■ The problem:
Each line below that contains the word "Pseudomonas" must be copied.

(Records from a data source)
---

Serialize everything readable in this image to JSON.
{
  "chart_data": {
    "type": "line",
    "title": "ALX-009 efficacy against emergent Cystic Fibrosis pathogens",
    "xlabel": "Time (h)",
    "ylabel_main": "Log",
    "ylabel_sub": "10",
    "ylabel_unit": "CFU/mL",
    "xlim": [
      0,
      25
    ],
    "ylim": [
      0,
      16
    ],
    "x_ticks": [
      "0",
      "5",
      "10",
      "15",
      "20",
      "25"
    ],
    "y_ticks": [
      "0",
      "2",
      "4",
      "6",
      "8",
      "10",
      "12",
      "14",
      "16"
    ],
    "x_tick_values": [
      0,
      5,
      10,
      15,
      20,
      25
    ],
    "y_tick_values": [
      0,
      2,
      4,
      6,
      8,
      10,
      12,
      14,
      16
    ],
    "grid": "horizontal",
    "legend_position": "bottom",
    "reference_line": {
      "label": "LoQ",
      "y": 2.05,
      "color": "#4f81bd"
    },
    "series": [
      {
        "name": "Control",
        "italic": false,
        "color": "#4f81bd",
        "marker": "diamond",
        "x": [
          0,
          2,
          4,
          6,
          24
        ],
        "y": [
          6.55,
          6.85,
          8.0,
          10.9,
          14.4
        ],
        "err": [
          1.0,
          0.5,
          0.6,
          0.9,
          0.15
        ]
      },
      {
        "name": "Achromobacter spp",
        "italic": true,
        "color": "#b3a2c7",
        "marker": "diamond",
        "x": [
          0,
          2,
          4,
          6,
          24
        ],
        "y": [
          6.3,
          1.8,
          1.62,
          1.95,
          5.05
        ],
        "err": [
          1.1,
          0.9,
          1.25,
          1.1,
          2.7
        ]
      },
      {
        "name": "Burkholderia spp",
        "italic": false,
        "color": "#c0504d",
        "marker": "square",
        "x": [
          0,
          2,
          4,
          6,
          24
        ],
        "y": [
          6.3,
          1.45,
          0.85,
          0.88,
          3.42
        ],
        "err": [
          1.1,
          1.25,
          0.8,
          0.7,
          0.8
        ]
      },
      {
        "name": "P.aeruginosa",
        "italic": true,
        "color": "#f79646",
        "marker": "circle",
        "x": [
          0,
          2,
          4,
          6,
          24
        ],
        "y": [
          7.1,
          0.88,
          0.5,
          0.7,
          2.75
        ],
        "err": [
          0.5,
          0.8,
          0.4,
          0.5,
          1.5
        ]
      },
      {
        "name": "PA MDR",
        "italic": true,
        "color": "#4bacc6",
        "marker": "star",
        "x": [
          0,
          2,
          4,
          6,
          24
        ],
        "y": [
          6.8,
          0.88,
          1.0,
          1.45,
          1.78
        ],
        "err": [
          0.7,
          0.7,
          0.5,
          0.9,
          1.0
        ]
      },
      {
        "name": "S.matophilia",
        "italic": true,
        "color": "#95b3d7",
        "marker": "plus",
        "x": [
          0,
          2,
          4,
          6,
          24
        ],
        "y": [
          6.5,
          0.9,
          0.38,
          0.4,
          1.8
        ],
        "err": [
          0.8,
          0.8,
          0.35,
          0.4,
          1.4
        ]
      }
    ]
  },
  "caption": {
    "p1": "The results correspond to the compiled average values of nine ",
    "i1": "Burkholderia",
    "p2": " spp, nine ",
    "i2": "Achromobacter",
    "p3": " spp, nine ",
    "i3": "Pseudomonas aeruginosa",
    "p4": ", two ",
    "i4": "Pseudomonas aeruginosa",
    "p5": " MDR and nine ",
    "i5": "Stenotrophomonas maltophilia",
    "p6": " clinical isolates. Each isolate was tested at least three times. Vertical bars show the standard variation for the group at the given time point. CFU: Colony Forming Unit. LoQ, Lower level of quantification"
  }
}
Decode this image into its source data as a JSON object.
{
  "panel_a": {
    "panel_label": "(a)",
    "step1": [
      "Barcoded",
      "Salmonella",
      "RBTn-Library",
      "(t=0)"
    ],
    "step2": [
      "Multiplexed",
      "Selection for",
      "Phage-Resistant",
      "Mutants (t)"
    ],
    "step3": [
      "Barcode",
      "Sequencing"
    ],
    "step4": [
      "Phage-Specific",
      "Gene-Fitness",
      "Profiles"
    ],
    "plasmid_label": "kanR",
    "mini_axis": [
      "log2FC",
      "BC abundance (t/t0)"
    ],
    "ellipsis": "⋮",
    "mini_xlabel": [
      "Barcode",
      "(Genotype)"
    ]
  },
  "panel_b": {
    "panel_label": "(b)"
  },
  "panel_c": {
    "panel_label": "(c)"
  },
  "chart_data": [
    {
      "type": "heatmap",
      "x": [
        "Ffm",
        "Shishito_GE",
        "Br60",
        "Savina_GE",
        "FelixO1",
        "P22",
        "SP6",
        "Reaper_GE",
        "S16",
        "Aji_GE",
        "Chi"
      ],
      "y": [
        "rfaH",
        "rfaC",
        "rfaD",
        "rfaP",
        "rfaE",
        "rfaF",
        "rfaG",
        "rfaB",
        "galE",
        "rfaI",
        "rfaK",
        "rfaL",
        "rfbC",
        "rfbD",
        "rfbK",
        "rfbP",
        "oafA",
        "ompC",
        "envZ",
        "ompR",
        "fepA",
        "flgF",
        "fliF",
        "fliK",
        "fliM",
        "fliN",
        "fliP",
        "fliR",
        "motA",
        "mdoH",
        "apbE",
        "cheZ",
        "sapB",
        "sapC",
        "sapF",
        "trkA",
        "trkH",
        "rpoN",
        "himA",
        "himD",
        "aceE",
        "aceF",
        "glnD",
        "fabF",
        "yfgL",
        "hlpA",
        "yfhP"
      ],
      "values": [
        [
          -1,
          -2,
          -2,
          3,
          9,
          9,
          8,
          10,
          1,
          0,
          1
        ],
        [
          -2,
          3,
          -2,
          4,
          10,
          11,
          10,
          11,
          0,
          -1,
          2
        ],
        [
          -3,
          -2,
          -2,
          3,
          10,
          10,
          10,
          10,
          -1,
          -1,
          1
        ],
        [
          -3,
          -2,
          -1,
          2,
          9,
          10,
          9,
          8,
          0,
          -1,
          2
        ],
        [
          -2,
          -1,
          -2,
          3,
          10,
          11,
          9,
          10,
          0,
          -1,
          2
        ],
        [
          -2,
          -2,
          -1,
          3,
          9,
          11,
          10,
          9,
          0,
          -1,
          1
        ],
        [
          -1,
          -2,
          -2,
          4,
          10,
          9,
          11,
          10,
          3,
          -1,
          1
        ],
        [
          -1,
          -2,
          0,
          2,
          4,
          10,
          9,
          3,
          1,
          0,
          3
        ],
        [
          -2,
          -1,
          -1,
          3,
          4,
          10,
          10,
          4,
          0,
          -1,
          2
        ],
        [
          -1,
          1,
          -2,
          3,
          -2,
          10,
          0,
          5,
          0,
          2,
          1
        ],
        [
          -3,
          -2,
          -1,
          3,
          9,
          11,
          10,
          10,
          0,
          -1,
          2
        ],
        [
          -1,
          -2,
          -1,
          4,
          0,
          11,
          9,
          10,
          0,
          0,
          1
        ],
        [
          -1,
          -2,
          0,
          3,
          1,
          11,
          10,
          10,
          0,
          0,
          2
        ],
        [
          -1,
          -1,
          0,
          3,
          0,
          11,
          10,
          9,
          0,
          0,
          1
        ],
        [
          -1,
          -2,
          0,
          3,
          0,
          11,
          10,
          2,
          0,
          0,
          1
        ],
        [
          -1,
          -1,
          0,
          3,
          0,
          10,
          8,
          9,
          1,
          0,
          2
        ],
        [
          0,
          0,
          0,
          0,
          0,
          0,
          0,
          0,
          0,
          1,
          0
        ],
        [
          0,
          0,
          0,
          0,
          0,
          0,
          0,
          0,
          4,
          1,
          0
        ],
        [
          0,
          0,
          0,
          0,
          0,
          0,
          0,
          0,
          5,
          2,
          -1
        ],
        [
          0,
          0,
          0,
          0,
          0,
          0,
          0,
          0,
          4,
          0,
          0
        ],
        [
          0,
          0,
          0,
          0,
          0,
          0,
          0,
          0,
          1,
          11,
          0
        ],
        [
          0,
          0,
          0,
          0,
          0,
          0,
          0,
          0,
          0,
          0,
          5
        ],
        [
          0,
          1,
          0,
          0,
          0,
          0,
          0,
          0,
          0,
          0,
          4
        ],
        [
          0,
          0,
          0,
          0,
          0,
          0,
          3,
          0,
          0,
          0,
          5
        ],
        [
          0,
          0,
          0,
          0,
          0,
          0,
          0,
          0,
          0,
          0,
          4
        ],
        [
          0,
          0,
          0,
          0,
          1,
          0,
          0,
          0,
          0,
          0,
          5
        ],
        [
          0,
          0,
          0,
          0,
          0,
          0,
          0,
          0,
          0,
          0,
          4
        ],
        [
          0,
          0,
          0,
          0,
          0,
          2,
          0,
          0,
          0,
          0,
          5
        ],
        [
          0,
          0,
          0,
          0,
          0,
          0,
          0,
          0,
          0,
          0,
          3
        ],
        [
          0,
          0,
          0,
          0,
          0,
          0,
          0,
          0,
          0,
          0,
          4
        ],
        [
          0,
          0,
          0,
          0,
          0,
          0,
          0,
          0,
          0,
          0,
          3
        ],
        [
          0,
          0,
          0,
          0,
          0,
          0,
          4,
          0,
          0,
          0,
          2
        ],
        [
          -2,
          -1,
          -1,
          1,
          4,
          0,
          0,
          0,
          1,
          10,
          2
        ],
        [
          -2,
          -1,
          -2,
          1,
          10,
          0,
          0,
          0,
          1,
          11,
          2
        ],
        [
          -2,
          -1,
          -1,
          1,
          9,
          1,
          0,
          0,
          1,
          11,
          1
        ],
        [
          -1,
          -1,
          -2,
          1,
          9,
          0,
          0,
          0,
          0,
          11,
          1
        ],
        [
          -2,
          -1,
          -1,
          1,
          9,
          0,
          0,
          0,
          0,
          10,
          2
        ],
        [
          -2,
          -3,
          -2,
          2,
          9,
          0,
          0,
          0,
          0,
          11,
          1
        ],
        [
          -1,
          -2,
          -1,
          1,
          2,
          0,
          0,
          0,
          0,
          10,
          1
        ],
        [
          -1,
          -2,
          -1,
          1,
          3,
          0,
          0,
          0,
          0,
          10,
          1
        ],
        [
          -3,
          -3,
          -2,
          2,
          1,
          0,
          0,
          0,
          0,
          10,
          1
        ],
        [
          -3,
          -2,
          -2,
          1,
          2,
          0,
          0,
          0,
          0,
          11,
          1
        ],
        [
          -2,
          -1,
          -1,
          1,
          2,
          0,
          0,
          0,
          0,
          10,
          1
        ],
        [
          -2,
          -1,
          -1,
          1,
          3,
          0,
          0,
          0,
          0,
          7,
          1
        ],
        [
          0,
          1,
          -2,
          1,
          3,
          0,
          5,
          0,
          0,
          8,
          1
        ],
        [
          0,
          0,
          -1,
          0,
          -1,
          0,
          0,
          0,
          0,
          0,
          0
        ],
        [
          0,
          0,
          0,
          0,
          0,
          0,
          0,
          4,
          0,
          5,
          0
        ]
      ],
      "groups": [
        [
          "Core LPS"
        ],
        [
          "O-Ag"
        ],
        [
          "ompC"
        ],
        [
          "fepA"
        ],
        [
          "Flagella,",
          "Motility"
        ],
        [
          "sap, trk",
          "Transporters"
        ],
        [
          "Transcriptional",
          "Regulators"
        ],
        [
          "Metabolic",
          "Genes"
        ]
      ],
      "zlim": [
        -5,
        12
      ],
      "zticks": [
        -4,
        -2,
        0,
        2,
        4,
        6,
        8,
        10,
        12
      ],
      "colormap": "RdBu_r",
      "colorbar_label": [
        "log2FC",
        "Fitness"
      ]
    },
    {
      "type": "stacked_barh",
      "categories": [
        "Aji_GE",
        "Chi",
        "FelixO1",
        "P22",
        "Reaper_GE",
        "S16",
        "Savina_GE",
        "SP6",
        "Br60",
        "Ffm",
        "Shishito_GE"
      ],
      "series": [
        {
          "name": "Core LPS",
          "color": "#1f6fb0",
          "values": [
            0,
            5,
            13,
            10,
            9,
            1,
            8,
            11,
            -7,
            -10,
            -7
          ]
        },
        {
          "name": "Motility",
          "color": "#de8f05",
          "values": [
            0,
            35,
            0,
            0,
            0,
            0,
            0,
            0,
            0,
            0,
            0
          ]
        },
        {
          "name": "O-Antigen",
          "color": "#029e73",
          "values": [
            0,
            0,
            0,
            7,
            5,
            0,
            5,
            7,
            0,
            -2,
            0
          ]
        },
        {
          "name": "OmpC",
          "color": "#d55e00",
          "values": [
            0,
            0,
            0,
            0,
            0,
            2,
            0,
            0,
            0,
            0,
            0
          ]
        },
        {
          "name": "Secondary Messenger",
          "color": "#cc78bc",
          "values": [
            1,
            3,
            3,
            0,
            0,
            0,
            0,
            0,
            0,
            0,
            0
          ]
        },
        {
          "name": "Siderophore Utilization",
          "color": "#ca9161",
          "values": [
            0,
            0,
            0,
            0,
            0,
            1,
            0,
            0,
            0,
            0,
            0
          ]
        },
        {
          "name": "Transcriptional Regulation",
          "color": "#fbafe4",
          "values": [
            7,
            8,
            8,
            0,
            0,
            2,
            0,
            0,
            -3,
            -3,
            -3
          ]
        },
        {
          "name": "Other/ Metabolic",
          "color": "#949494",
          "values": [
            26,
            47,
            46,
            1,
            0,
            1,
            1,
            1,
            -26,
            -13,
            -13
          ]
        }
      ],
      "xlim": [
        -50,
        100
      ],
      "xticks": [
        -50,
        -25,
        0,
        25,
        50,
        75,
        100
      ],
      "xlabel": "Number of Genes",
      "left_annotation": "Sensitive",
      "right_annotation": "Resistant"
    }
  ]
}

---

■ Expected answer:
    "i3": "Pseudomonas aeruginosa",
    "i4": "Pseudomonas aeruginosa",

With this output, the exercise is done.